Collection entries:
-*-*-

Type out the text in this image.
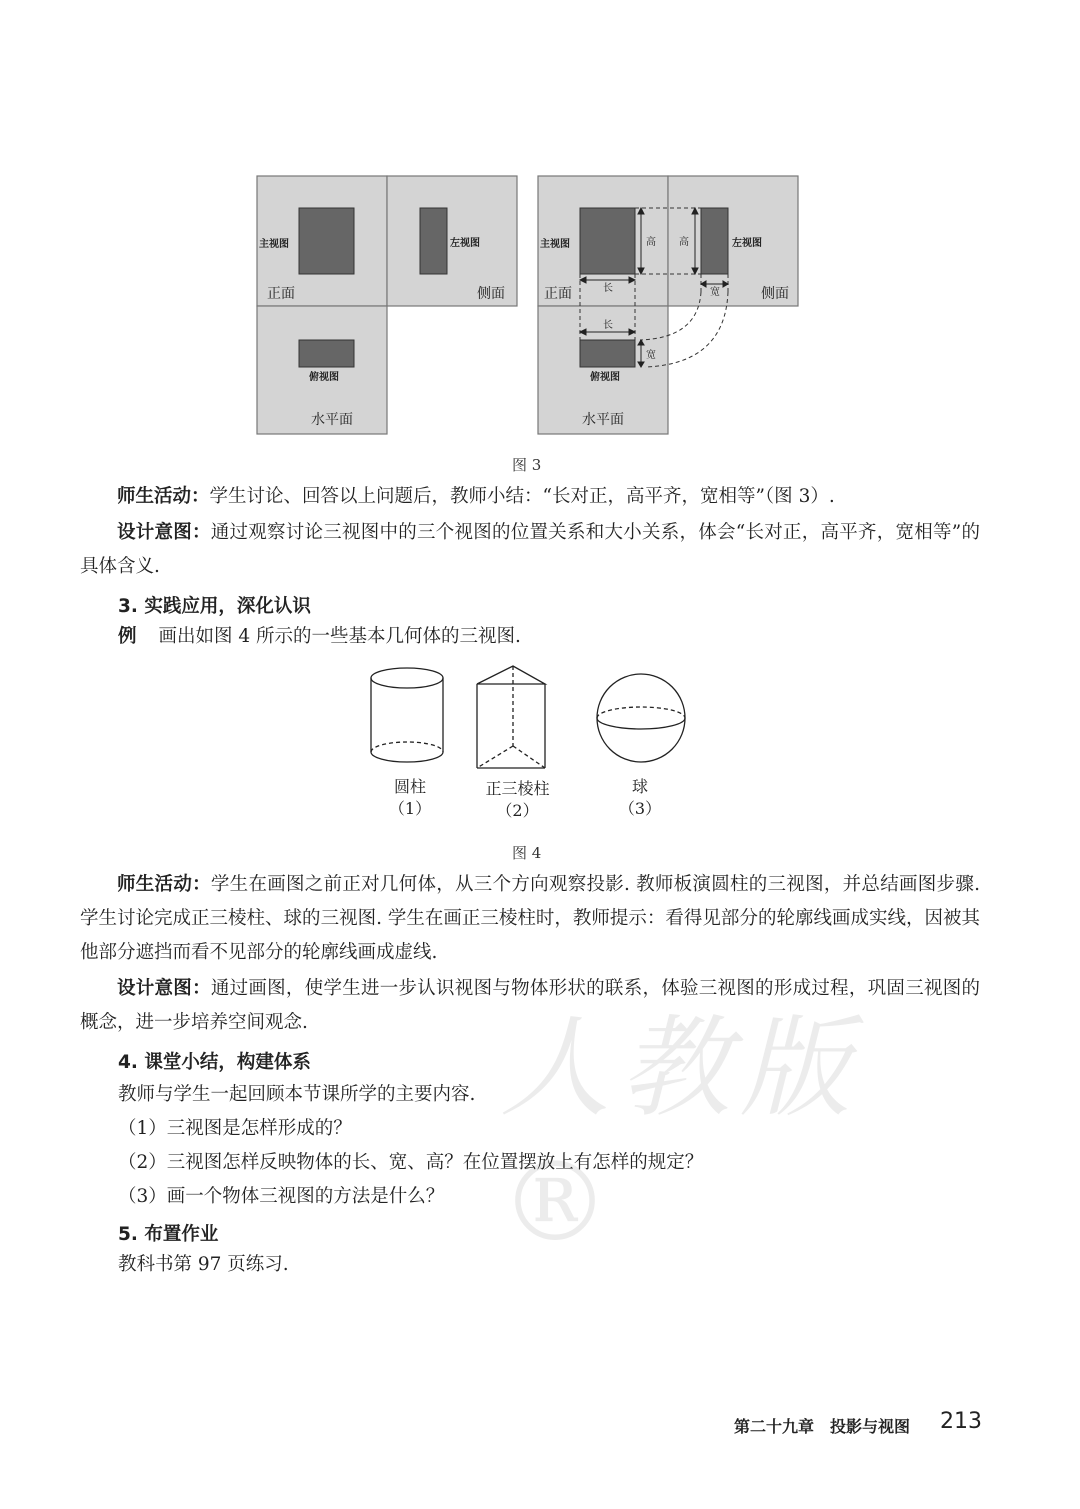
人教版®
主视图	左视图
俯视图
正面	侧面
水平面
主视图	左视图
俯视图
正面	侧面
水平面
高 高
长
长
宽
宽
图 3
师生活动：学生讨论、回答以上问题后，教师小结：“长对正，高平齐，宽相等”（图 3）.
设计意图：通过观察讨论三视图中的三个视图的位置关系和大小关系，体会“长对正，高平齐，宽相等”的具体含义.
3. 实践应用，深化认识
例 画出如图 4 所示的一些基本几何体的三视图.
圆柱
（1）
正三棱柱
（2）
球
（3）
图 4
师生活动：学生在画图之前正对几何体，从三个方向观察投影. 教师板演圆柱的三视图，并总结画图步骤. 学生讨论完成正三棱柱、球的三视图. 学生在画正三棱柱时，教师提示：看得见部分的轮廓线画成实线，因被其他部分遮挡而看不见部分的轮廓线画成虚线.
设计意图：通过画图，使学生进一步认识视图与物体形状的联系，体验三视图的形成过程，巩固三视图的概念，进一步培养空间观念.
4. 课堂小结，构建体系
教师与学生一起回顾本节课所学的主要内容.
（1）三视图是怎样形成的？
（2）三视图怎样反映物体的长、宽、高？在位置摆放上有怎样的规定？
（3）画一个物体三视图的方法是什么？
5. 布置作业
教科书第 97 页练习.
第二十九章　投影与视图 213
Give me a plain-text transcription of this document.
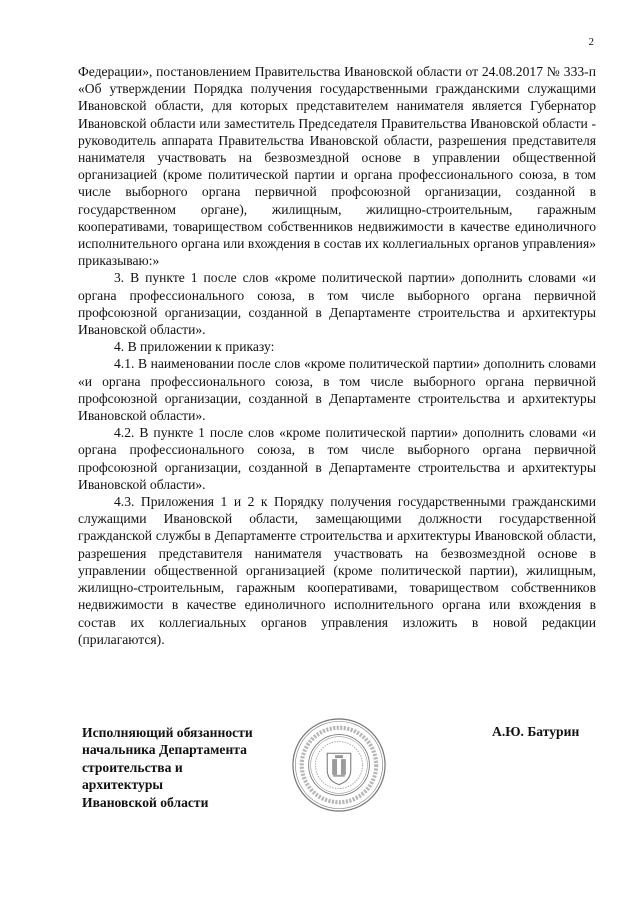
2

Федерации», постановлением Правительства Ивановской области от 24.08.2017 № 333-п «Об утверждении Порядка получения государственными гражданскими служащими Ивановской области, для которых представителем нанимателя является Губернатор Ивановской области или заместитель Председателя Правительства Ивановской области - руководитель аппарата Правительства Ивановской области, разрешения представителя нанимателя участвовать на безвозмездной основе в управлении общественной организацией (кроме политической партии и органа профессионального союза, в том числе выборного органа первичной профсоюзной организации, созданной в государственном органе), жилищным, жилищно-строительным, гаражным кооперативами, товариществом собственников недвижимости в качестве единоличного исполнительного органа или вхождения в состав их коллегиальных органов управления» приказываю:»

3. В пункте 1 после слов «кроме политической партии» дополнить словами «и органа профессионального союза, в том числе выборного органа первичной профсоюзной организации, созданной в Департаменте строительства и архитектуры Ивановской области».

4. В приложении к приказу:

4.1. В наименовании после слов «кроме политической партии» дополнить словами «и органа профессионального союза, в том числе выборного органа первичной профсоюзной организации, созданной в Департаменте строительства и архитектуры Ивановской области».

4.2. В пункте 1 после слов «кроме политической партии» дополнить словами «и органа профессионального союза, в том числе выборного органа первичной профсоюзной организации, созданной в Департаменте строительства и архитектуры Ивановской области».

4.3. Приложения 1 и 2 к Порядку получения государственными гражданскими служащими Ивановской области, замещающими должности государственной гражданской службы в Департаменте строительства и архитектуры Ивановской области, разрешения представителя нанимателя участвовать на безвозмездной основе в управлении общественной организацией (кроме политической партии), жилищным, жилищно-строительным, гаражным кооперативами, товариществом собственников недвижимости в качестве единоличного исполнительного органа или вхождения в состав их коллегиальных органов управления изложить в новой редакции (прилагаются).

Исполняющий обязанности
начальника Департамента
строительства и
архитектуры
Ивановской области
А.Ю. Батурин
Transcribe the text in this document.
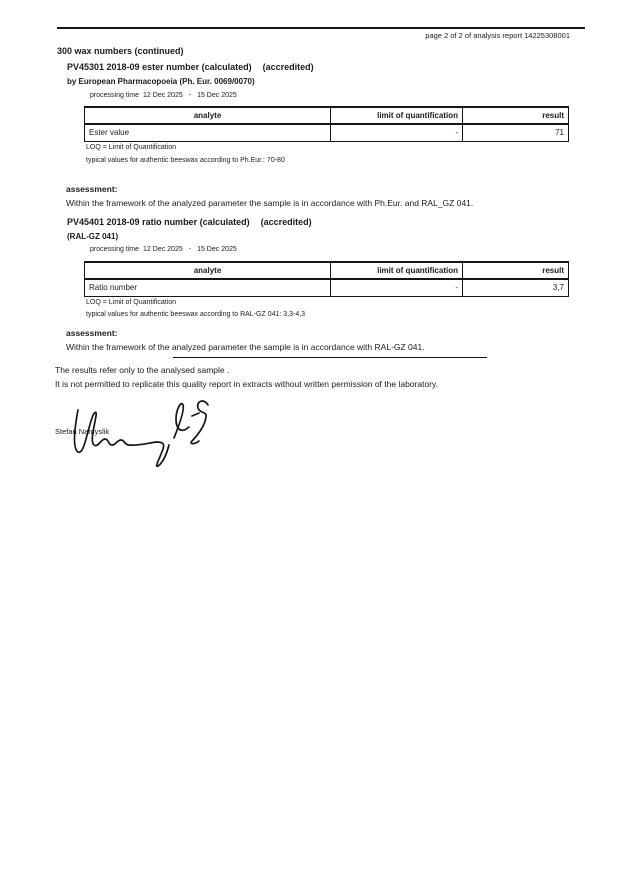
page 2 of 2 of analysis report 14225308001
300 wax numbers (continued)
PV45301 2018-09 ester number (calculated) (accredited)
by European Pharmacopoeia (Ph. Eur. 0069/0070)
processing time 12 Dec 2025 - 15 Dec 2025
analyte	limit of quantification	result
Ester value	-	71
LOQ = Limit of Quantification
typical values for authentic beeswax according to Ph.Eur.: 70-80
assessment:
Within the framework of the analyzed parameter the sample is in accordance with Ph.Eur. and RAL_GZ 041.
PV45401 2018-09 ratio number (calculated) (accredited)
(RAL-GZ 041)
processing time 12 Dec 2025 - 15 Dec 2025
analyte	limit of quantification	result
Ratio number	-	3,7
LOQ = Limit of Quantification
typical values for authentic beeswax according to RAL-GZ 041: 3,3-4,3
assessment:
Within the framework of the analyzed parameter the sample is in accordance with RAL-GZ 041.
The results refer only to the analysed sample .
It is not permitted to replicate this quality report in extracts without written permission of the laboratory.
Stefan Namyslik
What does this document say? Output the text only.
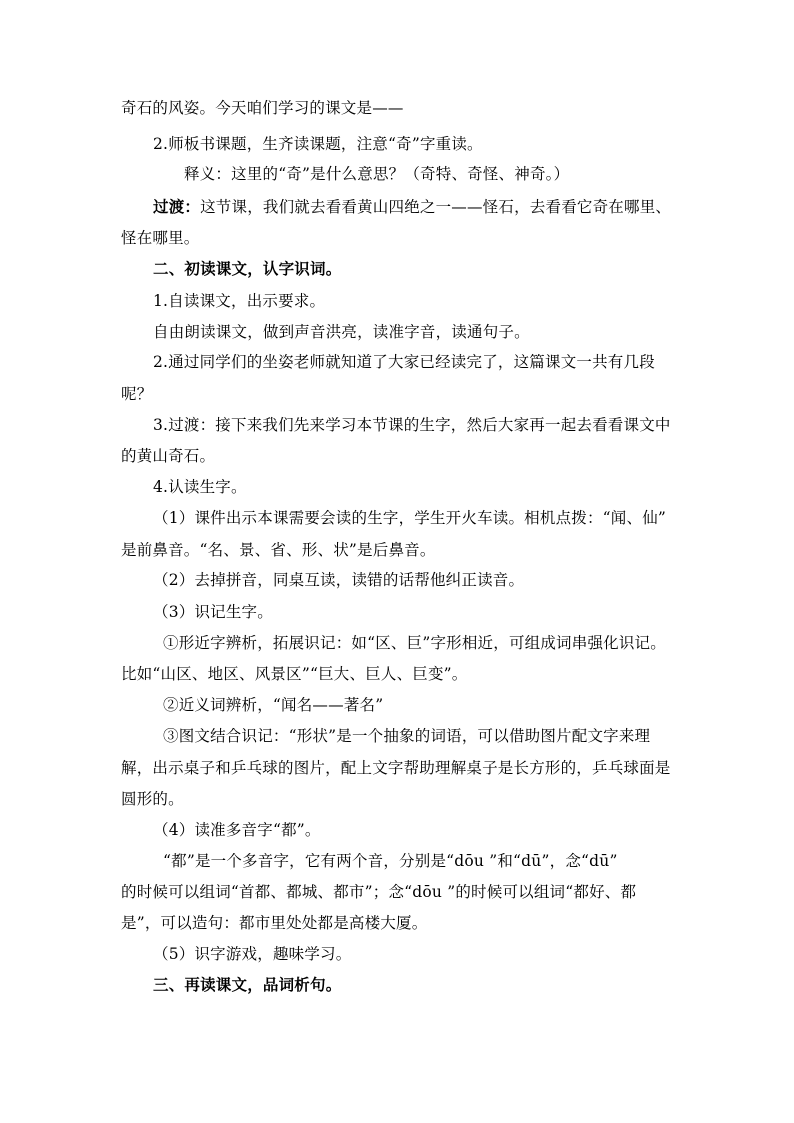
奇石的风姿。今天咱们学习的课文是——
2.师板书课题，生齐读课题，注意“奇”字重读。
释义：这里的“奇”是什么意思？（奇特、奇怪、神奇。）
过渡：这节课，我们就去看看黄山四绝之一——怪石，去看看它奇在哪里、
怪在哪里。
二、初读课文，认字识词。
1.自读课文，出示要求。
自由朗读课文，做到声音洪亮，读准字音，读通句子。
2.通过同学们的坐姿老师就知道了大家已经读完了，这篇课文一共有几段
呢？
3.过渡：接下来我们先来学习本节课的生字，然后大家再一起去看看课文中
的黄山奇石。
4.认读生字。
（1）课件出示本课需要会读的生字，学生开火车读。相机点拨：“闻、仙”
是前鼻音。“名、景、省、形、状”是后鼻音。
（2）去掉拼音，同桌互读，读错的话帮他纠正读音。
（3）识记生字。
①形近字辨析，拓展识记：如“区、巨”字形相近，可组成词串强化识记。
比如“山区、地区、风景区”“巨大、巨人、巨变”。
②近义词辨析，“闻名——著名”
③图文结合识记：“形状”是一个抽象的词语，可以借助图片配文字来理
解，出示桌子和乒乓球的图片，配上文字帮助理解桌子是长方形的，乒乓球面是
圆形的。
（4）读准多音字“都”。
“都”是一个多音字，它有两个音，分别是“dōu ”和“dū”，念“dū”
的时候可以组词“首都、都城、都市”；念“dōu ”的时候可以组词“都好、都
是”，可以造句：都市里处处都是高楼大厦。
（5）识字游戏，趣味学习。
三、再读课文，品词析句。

-*-*-

Pictures are excluded; repeat every record exactly.

Type out the text in this image.
人教版®
主视图	左视图
俯视图
正面	侧面
水平面
主视图	左视图
俯视图
正面	侧面
水平面
高 高
长
长
宽
宽
图 3
师生活动：学生讨论、回答以上问题后，教师小结：“长对正，高平齐，宽相等”（图 3）.
设计意图：通过观察讨论三视图中的三个视图的位置关系和大小关系，体会“长对正，高平齐，宽相等”的具体含义.
3. 实践应用，深化认识
例 画出如图 4 所示的一些基本几何体的三视图.
圆柱
（1）
正三棱柱
（2）
球
（3）
图 4
师生活动：学生在画图之前正对几何体，从三个方向观察投影. 教师板演圆柱的三视图，并总结画图步骤. 学生讨论完成正三棱柱、球的三视图. 学生在画正三棱柱时，教师提示：看得见部分的轮廓线画成实线，因被其他部分遮挡而看不见部分的轮廓线画成虚线.
设计意图：通过画图，使学生进一步认识视图与物体形状的联系，体验三视图的形成过程，巩固三视图的概念，进一步培养空间观念.
4. 课堂小结，构建体系
教师与学生一起回顾本节课所学的主要内容.
（1）三视图是怎样形成的？
（2）三视图怎样反映物体的长、宽、高？在位置摆放上有怎样的规定？
（3）画一个物体三视图的方法是什么？
5. 布置作业
教科书第 97 页练习.
第二十九章　投影与视图 213
Give me a plain-text transcription of this document.
2

Федерации», постановлением Правительства Ивановской области от 24.08.2017 № 333-п «Об утверждении Порядка получения государственными гражданскими служащими Ивановской области, для которых представителем нанимателя является Губернатор Ивановской области или заместитель Председателя Правительства Ивановской области - руководитель аппарата Правительства Ивановской области, разрешения представителя нанимателя участвовать на безвозмездной основе в управлении общественной организацией (кроме политической партии и органа профессионального союза, в том числе выборного органа первичной профсоюзной организации, созданной в государственном органе), жилищным, жилищно-строительным, гаражным кооперативами, товариществом собственников недвижимости в качестве единоличного исполнительного органа или вхождения в состав их коллегиальных органов управления» приказываю:»

3. В пункте 1 после слов «кроме политической партии» дополнить словами «и органа профессионального союза, в том числе выборного органа первичной профсоюзной организации, созданной в Департаменте строительства и архитектуры Ивановской области».

4. В приложении к приказу:

4.1. В наименовании после слов «кроме политической партии» дополнить словами «и органа профессионального союза, в том числе выборного органа первичной профсоюзной организации, созданной в Департаменте строительства и архитектуры Ивановской области».

4.2. В пункте 1 после слов «кроме политической партии» дополнить словами «и органа профессионального союза, в том числе выборного органа первичной профсоюзной организации, созданной в Департаменте строительства и архитектуры Ивановской области».

4.3. Приложения 1 и 2 к Порядку получения государственными гражданскими служащими Ивановской области, замещающими должности государственной гражданской службы в Департаменте строительства и архитектуры Ивановской области, разрешения представителя нанимателя участвовать на безвозмездной основе в управлении общественной организацией (кроме политической партии), жилищным, жилищно-строительным, гаражным кооперативами, товариществом собственников недвижимости в качестве единоличного исполнительного органа или вхождения в состав их коллегиальных органов управления изложить в новой редакции (прилагаются).

Исполняющий обязанности
начальника Департамента
строительства и
архитектуры
Ивановской области
А.Ю. Батурин
Transcribe the text in this document.
page 2 of 2 of analysis report 14225308001
300 wax numbers (continued)
PV45301 2018-09 ester number (calculated) (accredited)
by European Pharmacopoeia (Ph. Eur. 0069/0070)
processing time 12 Dec 2025 - 15 Dec 2025
analyte	limit of quantification	result
Ester value	-	71
LOQ = Limit of Quantification
typical values for authentic beeswax according to Ph.Eur.: 70-80
assessment:
Within the framework of the analyzed parameter the sample is in accordance with Ph.Eur. and RAL_GZ 041.
PV45401 2018-09 ratio number (calculated) (accredited)
(RAL-GZ 041)
processing time 12 Dec 2025 - 15 Dec 2025
analyte	limit of quantification	result
Ratio number	-	3,7
LOQ = Limit of Quantification
typical values for authentic beeswax according to RAL-GZ 041: 3,3-4,3
assessment:
Within the framework of the analyzed parameter the sample is in accordance with RAL-GZ 041.
The results refer only to the analysed sample .
It is not permitted to replicate this quality report in extracts without written permission of the laboratory.
Stefan Namyslik
What does this document say? Output the text only.
奇石的风姿。今天咱们学习的课文是——
2.师板书课题，生齐读课题，注意“奇”字重读。
释义：这里的“奇”是什么意思？（奇特、奇怪、神奇。）
过渡：这节课，我们就去看看黄山四绝之一——怪石，去看看它奇在哪里、
怪在哪里。
二、初读课文，认字识词。
1.自读课文，出示要求。
自由朗读课文，做到声音洪亮，读准字音，读通句子。
2.通过同学们的坐姿老师就知道了大家已经读完了，这篇课文一共有几段
呢？
3.过渡：接下来我们先来学习本节课的生字，然后大家再一起去看看课文中
的黄山奇石。
4.认读生字。
（1）课件出示本课需要会读的生字，学生开火车读。相机点拨：“闻、仙”
是前鼻音。“名、景、省、形、状”是后鼻音。
（2）去掉拼音，同桌互读，读错的话帮他纠正读音。
（3）识记生字。
①形近字辨析，拓展识记：如“区、巨”字形相近，可组成词串强化识记。
比如“山区、地区、风景区”“巨大、巨人、巨变”。
②近义词辨析，“闻名——著名”
③图文结合识记：“形状”是一个抽象的词语，可以借助图片配文字来理
解，出示桌子和乒乓球的图片，配上文字帮助理解桌子是长方形的，乒乓球面是
圆形的。
（4）读准多音字“都”。
“都”是一个多音字，它有两个音，分别是“dōu ”和“dū”，念“dū”
的时候可以组词“首都、都城、都市”；念“dōu ”的时候可以组词“都好、都
是”，可以造句：都市里处处都是高楼大厦。
（5）识字游戏，趣味学习。
三、再读课文，品词析句。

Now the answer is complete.